Per anni la mia risposta per i miei studenti c’è sempre stata, ed ero io a fare dire al Colombo dei miei ragazzi che il viaggio andava fatto, perché era giusto a prescindere, perché la meta era meno importante dell’andare, perché gli uomini di mare e di guerra da sempre sono stati gli unici che davvero abbiano avuto la vita in amore e pregio. Dicevo ai miei studenti che insomma valeva la pena, certo che vale la pena. Ma questa mattina mentre leggo qualcosa si sposta, slitta, scivola in modo improvviso. Sento di puntare a Colombo, al suo coraggio, la sua speranza ma avverto che le parole in realtà mi tirano verso Gutierrez, i suoi dubbi, i suoi fantasmi:
“Vorrei che tu mi dichiarassi precisamente, con tutta sincerità, se ancora hai così per sicuro come a principio, di avere a trovar paese in questa parte del mondo; o se, dopo tanto tempo e tanta esperienza in contrario, cominci niente a dubitare”.
Già, con tutta sincerità, trovare paese in questa parte di mondo, oppure dubitare, capire di essere perduti in un folle volo. Alzo gli occhi dalla pagina: trovare la scuola in questa parte di mondo. Eppure ieri, al ritorno da Recanati, era tutto così giusto, era tutto così chiaro. «Basterebbe fare scuola» mi ero detto sulla via del ritorno. «Basterebbe fare scuola?» mi domando, «basterebbe fare scuola?»

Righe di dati
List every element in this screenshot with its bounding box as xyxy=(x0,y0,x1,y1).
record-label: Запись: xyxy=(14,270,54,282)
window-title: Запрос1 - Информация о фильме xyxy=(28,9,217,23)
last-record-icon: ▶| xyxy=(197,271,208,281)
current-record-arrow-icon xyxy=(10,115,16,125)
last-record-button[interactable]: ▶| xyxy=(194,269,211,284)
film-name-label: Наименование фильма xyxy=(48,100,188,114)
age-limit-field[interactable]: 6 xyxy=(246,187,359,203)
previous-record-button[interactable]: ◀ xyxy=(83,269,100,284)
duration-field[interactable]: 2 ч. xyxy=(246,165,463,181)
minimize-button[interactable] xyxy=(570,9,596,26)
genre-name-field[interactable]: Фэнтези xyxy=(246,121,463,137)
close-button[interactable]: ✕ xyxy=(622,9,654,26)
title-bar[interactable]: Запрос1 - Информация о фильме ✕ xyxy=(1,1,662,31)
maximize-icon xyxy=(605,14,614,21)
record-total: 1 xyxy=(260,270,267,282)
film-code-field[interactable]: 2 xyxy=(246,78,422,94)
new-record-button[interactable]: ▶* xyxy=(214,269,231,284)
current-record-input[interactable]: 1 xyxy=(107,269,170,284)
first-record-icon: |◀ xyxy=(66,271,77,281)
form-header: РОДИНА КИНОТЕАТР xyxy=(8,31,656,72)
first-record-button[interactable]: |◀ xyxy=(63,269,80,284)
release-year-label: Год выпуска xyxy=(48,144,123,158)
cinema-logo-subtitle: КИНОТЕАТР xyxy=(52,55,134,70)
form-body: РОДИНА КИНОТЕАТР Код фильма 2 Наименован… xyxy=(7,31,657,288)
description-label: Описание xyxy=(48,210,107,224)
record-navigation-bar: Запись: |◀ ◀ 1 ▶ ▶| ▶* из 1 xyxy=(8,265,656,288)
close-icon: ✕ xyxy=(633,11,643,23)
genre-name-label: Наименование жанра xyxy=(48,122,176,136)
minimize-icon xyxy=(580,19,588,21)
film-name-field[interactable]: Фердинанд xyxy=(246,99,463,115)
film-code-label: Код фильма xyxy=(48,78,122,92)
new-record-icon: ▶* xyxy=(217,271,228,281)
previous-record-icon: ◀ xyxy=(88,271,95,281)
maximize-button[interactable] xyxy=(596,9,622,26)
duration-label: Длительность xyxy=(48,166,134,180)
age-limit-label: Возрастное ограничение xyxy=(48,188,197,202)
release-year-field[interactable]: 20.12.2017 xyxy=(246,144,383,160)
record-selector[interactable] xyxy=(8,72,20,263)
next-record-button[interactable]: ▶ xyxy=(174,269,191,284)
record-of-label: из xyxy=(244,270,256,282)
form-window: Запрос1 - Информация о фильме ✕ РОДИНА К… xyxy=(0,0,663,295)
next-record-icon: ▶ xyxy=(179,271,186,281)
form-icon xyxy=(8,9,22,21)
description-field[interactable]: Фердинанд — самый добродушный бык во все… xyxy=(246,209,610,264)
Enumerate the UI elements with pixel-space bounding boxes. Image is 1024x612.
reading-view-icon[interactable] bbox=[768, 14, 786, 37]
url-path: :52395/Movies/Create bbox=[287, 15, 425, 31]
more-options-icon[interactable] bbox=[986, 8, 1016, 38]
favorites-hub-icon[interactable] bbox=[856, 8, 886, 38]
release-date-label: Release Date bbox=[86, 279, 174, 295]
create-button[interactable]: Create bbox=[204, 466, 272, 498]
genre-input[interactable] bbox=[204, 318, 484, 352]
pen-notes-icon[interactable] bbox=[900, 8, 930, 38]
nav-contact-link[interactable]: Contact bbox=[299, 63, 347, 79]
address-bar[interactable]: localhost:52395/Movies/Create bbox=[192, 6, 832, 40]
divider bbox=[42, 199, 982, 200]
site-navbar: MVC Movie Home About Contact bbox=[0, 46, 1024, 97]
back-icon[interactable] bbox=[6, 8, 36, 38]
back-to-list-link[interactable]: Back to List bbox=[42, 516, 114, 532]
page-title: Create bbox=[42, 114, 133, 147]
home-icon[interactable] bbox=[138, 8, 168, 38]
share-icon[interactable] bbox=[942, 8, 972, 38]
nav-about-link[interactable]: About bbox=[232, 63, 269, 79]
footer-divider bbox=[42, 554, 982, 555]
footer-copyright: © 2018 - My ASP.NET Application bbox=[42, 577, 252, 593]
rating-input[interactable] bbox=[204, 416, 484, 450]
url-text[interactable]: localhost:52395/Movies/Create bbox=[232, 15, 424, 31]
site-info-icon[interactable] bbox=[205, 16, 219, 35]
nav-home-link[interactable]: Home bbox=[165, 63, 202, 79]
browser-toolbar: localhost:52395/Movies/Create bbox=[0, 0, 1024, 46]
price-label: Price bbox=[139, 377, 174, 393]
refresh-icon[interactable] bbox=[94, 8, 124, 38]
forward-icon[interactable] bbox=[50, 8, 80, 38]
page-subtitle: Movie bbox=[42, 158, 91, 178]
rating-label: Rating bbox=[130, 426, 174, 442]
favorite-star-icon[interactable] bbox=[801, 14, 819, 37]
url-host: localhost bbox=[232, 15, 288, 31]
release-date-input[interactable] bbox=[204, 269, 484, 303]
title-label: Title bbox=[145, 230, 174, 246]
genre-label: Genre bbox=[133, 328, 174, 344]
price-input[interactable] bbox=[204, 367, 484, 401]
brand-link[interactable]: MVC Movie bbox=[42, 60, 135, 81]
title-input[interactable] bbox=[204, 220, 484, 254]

Sfide:
**a)** Rispondi a queste domande sul brano su Colombo e Gutierrez:
(i) Che cosa era meno importante dell'andare, secondo quello che chi scrive diceva ai propri studenti?
(ii) Da quale luogo chi scrive stava tornando ieri?
(iii) Quale frase chi scrive si era detto sulla via del ritorno?
**b)** Prosegui il brano su Colombo e Gutierrez dopo la sua ultima frase.

Risultati per esercizio:
**a)**
(i) La meta.
(ii) Da Recanati.
(iii) «Basterebbe fare scuola».

**b)**
Poche pagine in mano
Non è un periodo di fatica personale. Insegno in un luogo bellissimo, i ragazzi, nessuno me lo toglierà, sono sempre loro, da sempre, fin dall’inizio. Non sono stufo della scuola, sono passati diciassette anni dal primo giorno e l’idea che me ne attendano ben più dà senso e significato alle mie giornate. Ma allora cosa è? Perché dubitare? Provo a rispondermi eppure non riesco a ricentrarmi. Si ammassano frammenti scomposti, suggestioni, barbagli di idee.
Questo Paese che ha esasperato il proprio urlare, la semplificazione brutale del pensiero, l’altro che diventa sempre e necessariamente nemico, sia esso un collega, un genitore, un ragazzo, un diverso. Il colore della pelle, il razzismo, sì, il razzismo. Il racconto degli studenti carnefici, la delegittimazione sociale dei docenti, la scelta politica dell’inutilità della Letteratura, di tutte le materie, della cultura, l’impossibilità del dubbio che rende solidali. Il dogmatismo, la verità rivendicata senza processo, l’impotenza della gentilezza, l’abbandono voluto della dimensione complessa, l’ignoranza esibita. L’abbattimento delle speranze, la mercificazione dell’individualismo, la derisione della solidarietà, del senso della comunità. Ma, peggio di tutto, la tentazione di rimanere in silenzio, nascosti, di sottrarsi all’eccesso delle parole grevi, tentazione che si mischia al sentore acido di lasciare così colpevolmente campo al peggio. Difronte a tutto questo lo spettro della definitiva irrilevanza della scuola e della funzione educativa.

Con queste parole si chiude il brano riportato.